Data supplied:
* BEGIN *
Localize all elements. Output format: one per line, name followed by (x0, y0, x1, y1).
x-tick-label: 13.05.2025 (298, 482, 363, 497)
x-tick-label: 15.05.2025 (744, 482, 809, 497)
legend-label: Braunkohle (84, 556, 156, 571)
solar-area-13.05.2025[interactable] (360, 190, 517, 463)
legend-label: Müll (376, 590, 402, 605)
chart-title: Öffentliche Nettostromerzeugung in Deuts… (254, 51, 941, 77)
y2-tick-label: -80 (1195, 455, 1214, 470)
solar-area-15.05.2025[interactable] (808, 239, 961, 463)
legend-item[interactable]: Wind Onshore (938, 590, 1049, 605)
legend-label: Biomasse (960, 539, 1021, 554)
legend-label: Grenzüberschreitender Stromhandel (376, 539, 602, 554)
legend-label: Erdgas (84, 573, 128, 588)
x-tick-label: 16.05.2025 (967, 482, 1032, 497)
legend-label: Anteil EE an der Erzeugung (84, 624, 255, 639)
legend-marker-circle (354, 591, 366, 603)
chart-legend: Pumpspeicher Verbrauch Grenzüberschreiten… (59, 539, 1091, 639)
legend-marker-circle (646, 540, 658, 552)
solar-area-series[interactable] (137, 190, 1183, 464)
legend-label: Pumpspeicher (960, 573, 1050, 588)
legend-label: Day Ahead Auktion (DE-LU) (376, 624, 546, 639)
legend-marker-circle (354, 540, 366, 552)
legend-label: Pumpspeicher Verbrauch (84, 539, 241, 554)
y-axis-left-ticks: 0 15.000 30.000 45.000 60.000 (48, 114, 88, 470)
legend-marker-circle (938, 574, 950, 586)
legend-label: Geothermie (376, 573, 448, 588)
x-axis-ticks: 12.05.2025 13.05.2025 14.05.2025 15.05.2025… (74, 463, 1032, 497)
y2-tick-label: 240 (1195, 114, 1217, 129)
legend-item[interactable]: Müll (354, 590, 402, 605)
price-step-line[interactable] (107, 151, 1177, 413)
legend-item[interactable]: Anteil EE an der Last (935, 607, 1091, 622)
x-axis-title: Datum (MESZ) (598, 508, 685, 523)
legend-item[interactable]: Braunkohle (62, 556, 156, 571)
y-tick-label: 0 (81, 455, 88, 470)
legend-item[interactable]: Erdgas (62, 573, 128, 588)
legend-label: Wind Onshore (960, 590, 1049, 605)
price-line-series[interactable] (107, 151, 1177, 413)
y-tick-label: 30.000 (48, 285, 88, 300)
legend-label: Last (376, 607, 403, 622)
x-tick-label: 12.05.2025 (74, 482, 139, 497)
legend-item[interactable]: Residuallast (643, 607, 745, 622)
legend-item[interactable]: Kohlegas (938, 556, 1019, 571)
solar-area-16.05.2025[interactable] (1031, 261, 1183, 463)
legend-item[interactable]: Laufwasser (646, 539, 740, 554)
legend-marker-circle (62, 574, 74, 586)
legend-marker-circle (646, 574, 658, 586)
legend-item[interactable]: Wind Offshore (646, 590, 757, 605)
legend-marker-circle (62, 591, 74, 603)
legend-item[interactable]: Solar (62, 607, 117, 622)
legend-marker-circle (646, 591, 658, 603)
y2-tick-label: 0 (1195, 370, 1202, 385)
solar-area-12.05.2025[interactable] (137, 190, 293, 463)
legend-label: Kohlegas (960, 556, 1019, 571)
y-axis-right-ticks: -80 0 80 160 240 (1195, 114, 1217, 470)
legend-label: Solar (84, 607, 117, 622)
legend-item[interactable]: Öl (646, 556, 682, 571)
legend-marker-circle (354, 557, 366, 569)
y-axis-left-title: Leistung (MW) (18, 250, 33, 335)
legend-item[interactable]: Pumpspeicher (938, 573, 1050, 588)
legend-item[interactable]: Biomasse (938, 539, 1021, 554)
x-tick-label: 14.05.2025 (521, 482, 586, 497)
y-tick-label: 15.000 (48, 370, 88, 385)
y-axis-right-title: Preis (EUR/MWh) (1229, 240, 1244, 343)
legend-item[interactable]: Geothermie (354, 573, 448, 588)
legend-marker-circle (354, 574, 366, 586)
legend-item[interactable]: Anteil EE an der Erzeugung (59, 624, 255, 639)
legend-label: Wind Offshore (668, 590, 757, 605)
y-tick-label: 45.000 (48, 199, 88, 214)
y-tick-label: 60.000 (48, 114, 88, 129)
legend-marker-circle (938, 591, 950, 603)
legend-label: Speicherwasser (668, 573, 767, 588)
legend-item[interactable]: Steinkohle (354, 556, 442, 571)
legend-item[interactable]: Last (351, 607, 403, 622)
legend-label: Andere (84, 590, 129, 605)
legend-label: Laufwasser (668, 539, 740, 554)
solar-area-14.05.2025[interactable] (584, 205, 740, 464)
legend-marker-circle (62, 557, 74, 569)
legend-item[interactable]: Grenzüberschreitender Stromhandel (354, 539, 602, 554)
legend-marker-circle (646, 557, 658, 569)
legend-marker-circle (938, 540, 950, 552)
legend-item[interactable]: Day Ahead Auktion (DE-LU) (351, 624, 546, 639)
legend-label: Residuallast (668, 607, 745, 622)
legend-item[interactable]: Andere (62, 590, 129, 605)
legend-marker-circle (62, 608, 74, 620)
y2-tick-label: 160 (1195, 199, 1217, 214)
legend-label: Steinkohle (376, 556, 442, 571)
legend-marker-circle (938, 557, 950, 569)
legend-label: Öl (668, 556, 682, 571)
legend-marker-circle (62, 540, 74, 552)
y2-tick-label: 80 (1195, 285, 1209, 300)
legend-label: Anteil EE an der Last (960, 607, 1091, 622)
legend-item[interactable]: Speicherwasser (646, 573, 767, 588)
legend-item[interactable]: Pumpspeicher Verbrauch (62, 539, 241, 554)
* END *
To be done: Convert the items, from the first line up to and including the line with "legend-label: Biomasse (960, 539, 1021, 554)", into a Markdown table with the columns Row and Entry. Put each line in its own numbered row and leave out blank lines.

Task result:
| Row | Entry |
|---|---|
| 1 | Localize all elements. Output format: one per line, name followed by (x0, y0, x1, y1). |
| 2 | x-tick-label: 13.05.2025 (298, 482, 363, 497) |
| 3 | x-tick-label: 15.05.2025 (744, 482, 809, 497) |
| 4 | legend-label: Braunkohle (84, 556, 156, 571) |
| 5 | solar-area-13.05.2025[interactable] (360, 190, 517, 463) |
| 6 | legend-label: Müll (376, 590, 402, 605) |
| 7 | chart-title: Öffentliche Nettostromerzeugung in Deuts… (254, 51, 941, 77) |
| 8 | y2-tick-label: -80 (1195, 455, 1214, 470) |
| 9 | solar-area-15.05.2025[interactable] (808, 239, 961, 463) |
| 10 | legend-item[interactable]: Wind Onshore (938, 590, 1049, 605) |
| 11 | legend-label: Biomasse (960, 539, 1021, 554) |